▸ WHAT THE EXERCISE ASKS: For the entries below, state how many lines include the string "wants", and write nothing besides that number.

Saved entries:
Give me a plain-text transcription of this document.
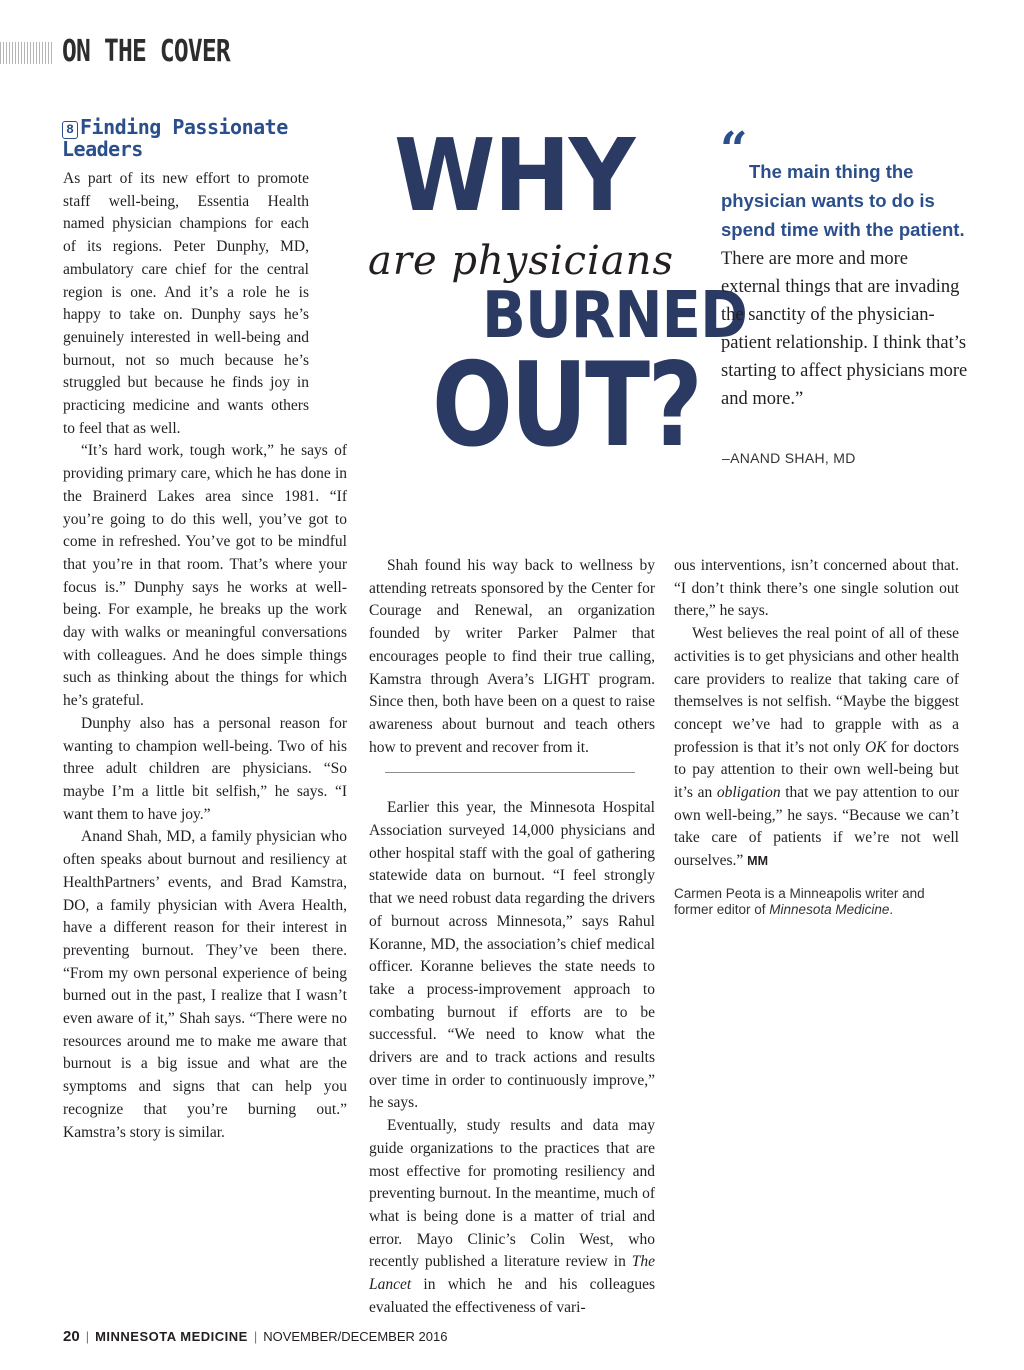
ON THE COVER
8 Finding Passionate Leaders

As part of its new effort to promote staff well-being, Essentia Health named physician champions for each of its regions. Peter Dunphy, MD, ambulatory care chief for the central region is one. And it’s a role he is happy to take on. Dunphy says he’s genuinely interested in well-being and burnout, not so much because he’s struggled but because he finds joy in practicing medicine and wants others to feel that as well.

“It’s hard work, tough work,” he says of providing primary care, which he has done in the Brainerd Lakes area since 1981. “If you’re going to do this well, you’ve got to come in refreshed. You’ve got to be mindful that you’re in that room. That’s where your focus is.” Dunphy says he works at well-being. For example, he breaks up the work day with walks or meaningful conversations with colleagues. And he does simple things such as thinking about the things for which he’s grateful.

Dunphy also has a personal reason for wanting to champion well-being. Two of his three adult children are physicians. “So maybe I’m a little bit selfish,” he says. “I want them to have joy.”

Anand Shah, MD, a family physician who often speaks about burnout and resiliency at HealthPartners’ events, and Brad Kamstra, DO, a family physician with Avera Health, have a different reason for their interest in preventing burnout. They’ve been there. “From my own personal experience of being burned out in the past, I realize that I wasn’t even aware of it,” Shah says. “There were no resources around me to make me aware that burnout is a big issue and what are the symptoms and signs that can help you recognize that you’re burning out.” Kamstra’s story is similar.

WHY
are physicians
BURNED
OUT?
“ The main thing the physician wants to do is spend time with the patient. There are more and more external things that are invading the sanctity of the physician-patient relationship. I think that’s starting to affect physicians more and more.”

–ANAND SHAH, MD

Shah found his way back to wellness by attending retreats sponsored by the Center for Courage and Renewal, an organization founded by writer Parker Palmer that encourages people to find their true calling, Kamstra through Avera’s LIGHT program. Since then, both have been on a quest to raise awareness about burnout and teach others how to prevent and recover from it.

Earlier this year, the Minnesota Hospital Association surveyed 14,000 physicians and other hospital staff with the goal of gathering statewide data on burnout. “I feel strongly that we need robust data regarding the drivers of burnout across Minnesota,” says Rahul Koranne, MD, the association’s chief medical officer. Koranne believes the state needs to take a process-improvement approach to combating burnout if efforts are to be successful. “We need to know what the drivers are and to track actions and results over time in order to continuously improve,” he says.

Eventually, study results and data may guide organizations to the practices that are most effective for promoting resiliency and preventing burnout. In the meantime, much of what is being done is a matter of trial and error. Mayo Clinic’s Colin West, who recently published a literature review in The Lancet in which he and his colleagues evaluated the effectiveness of vari-

ous interventions, isn’t concerned about that. “I don’t think there’s one single solution out there,” he says.

West believes the real point of all of these activities is to get physicians and other health care providers to realize that taking care of themselves is not selfish. “Maybe the biggest concept we’ve had to grapple with as a profession is that it’s not only OK for doctors to pay attention to their own well-being but it’s an obligation that we pay attention to our own well-being,” he says. “Because we can’t take care of patients if we’re not well ourselves.” MM

Carmen Peota is a Minneapolis writer and former editor of Minnesota Medicine.

20 | MINNESOTA MEDICINE | NOVEMBER/DECEMBER 2016
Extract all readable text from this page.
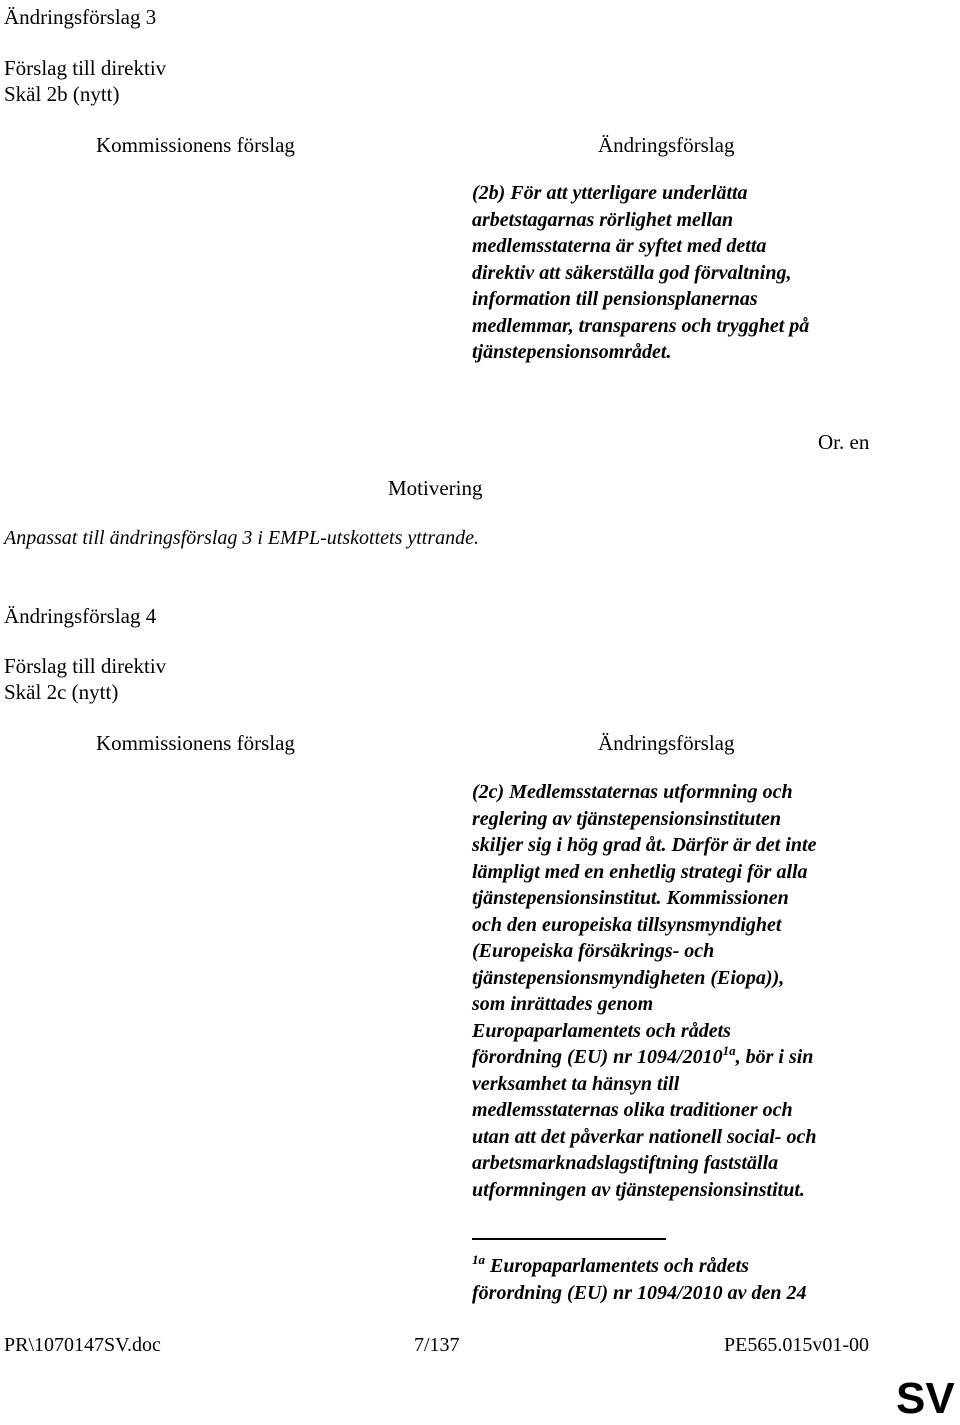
Ändringsförslag 3
Förslag till direktiv
Skäl 2b (nytt)
Kommissionens förslag	Ändringsförslag
(2b) För att ytterligare underlätta
arbetstagarnas rörlighet mellan
medlemsstaterna är syftet med detta
direktiv att säkerställa god förvaltning,
information till pensionsplanernas
medlemmar, transparens och trygghet på
tjänstepensionsområdet.
Or. en
Motivering
Anpassat till ändringsförslag 3 i EMPL-utskottets yttrande.
Ändringsförslag 4
Förslag till direktiv
Skäl 2c (nytt)
Kommissionens förslag	Ändringsförslag
(2c) Medlemsstaternas utformning och
reglering av tjänstepensionsinstituten
skiljer sig i hög grad åt. Därför är det inte
lämpligt med en enhetlig strategi för alla
tjänstepensionsinstitut. Kommissionen
och den europeiska tillsynsmyndighet
(Europeiska försäkrings- och
tjänstepensionsmyndigheten (Eiopa)),
som inrättades genom
Europaparlamentets och rådets
förordning (EU) nr $1094/2010^{1a}$, bör i sin
verksamhet ta hänsyn till
medlemsstaternas olika traditioner och
utan att det påverkar nationell social- och
arbetsmarknadslagstiftning fastställa
utformningen av tjänstepensionsinstitut.
$^{1a}$ Europaparlamentets och rådets
förordning (EU) nr 1094/2010 av den 24
PR\1070147SV.doc	7/137	PE565.015v01-00
SV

▸ SOLUTION FOR THIS EXERCISE: 2